§ Supplied records:
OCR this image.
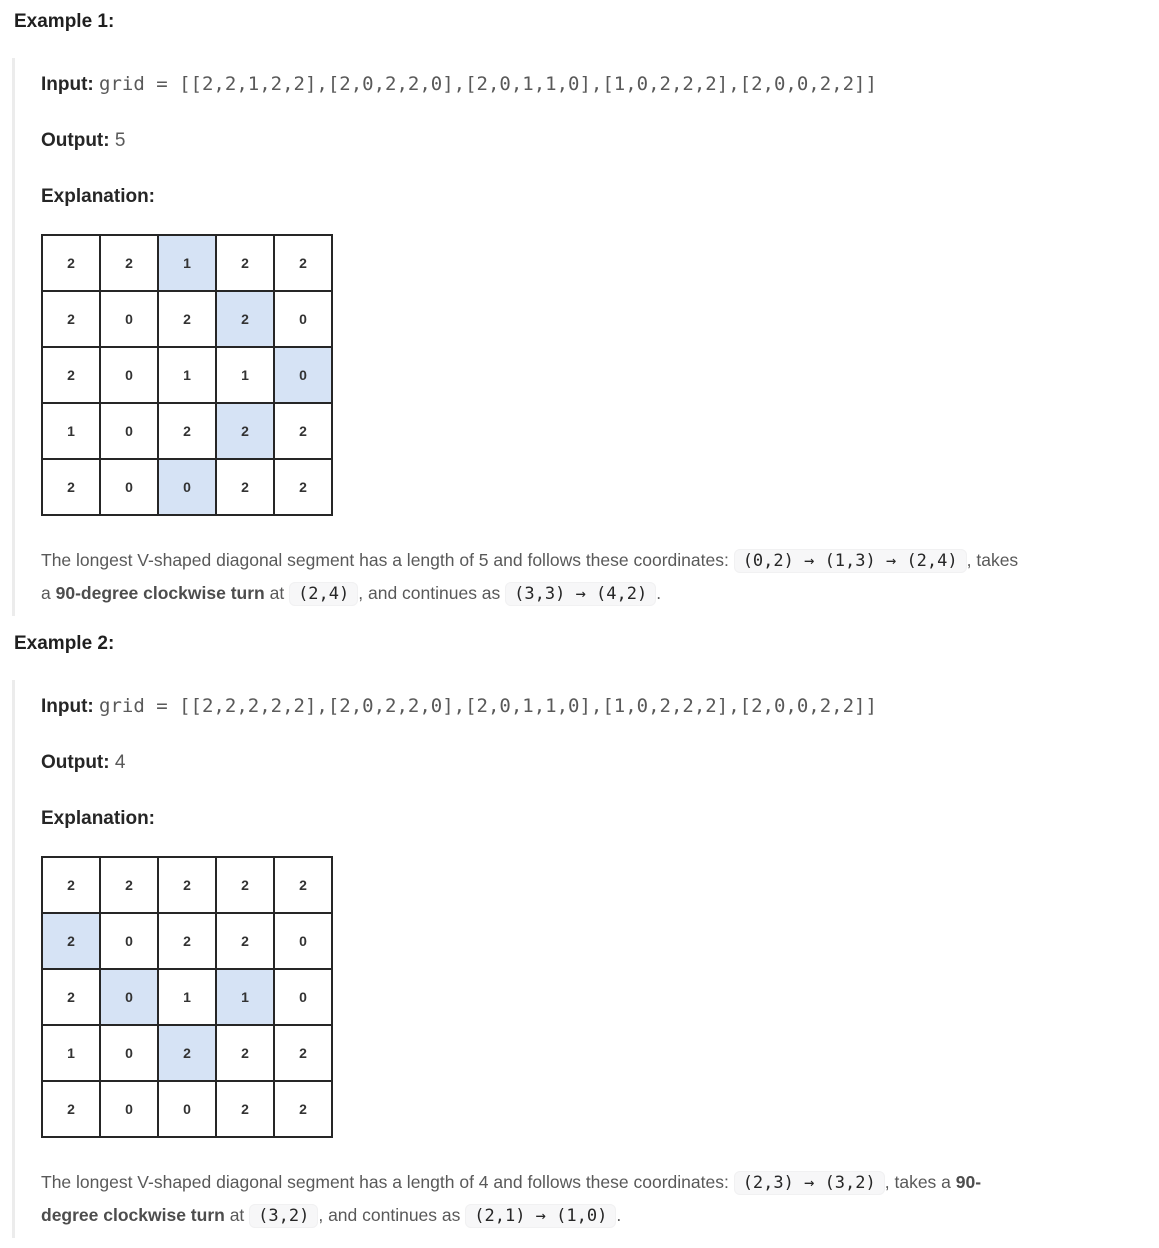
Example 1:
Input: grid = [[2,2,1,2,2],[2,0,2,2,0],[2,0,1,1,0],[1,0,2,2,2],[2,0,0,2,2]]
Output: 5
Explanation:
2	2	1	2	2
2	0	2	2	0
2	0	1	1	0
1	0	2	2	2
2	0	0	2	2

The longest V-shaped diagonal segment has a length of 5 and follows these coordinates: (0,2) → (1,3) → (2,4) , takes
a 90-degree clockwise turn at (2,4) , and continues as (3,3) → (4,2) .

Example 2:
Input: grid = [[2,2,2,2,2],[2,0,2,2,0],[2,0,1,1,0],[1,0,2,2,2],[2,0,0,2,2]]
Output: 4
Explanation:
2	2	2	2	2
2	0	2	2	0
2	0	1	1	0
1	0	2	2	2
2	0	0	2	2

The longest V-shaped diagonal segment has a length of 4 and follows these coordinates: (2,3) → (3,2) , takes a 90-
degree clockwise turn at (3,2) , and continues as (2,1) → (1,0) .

§ Set exercise: Restate the data above word for word. Do not include the images.

§ Answer to this problem:
OCR this image.
Example 1:
Input: grid = [[2,2,1,2,2],[2,0,2,2,0],[2,0,1,1,0],[1,0,2,2,2],[2,0,0,2,2]]
Output: 5
Explanation:
2	2	1	2	2
2	0	2	2	0
2	0	1	1	0
1	0	2	2	2
2	0	0	2	2

The longest V-shaped diagonal segment has a length of 5 and follows these coordinates: (0,2) → (1,3) → (2,4) , takes
a 90-degree clockwise turn at (2,4) , and continues as (3,3) → (4,2) .

Example 2:
Input: grid = [[2,2,2,2,2],[2,0,2,2,0],[2,0,1,1,0],[1,0,2,2,2],[2,0,0,2,2]]
Output: 4
Explanation:
2	2	2	2	2
2	0	2	2	0
2	0	1	1	0
1	0	2	2	2
2	0	0	2	2

The longest V-shaped diagonal segment has a length of 4 and follows these coordinates: (2,3) → (3,2) , takes a 90-
degree clockwise turn at (3,2) , and continues as (2,1) → (1,0) .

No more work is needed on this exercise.